◆ **Your objective**: In the listing that follows, count every line with the word "learningukulele" in it and write only the total.

[Stored records]
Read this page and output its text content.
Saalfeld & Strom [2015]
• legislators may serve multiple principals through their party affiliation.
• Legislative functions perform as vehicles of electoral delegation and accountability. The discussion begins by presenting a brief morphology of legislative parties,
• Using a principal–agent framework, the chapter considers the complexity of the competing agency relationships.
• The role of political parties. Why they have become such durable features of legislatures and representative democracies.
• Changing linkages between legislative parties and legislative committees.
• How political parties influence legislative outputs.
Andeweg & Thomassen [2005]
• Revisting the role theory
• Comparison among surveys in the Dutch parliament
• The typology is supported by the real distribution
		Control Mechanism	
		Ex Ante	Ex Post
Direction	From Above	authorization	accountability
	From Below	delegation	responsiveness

==

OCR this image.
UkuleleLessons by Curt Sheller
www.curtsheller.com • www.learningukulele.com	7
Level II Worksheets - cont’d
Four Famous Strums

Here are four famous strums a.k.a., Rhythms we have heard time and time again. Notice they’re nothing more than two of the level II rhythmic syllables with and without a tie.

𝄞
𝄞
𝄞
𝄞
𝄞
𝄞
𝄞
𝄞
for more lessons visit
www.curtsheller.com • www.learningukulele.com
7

◆ **Worked solution**: 2